## Set problem
In the entries below, identify every line with the string "aimed" and copy it.

──────── Recorded information

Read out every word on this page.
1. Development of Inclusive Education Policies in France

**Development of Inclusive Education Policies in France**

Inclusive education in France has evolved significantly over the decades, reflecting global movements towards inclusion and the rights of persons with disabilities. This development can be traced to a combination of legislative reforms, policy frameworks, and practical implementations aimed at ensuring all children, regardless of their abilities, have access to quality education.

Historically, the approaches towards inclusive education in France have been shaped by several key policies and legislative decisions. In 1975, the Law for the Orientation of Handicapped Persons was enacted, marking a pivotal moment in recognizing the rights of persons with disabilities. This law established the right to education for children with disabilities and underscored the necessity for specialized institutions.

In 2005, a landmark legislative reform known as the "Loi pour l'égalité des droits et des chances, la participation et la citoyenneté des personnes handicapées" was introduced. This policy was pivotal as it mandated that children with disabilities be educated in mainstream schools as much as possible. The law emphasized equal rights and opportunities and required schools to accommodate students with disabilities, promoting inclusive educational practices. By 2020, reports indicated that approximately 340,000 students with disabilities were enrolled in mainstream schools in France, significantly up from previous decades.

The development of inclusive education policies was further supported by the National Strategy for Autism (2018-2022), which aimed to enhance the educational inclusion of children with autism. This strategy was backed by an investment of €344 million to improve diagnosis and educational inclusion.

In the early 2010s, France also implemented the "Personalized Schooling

────────────────
──────── Recorded information

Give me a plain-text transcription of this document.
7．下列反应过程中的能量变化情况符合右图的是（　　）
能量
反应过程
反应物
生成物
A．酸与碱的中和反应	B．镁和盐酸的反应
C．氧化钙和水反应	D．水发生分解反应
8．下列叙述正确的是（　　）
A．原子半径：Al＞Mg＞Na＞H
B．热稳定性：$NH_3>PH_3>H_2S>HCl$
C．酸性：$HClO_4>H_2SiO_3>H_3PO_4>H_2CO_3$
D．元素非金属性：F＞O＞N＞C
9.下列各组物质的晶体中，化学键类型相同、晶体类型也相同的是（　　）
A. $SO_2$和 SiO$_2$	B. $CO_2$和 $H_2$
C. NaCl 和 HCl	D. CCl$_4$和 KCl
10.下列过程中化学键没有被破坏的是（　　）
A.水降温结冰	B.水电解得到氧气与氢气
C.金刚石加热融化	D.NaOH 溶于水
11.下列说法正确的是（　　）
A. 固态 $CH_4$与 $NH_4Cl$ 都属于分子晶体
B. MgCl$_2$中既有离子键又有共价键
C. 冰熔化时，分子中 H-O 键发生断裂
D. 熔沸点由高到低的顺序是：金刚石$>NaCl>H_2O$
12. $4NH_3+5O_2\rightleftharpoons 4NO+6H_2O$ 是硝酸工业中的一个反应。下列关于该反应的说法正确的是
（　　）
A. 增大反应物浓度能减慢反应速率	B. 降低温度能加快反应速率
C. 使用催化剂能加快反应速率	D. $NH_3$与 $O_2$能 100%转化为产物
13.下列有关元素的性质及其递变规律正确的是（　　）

────────────────

## Result of the task
Inclusive education in France has evolved significantly over the decades, reflecting global movements towards inclusion and the rights of persons with disabilities. This development can be traced to a combination of legislative reforms, policy frameworks, and practical implementations aimed at ensuring all children, regardless of their abilities, have access to quality education.
The development of inclusive education policies was further supported by the National Strategy for Autism (2018-2022), which aimed to enhance the educational inclusion of children with autism. This strategy was backed by an investment of €344 million to improve diagnosis and educational inclusion.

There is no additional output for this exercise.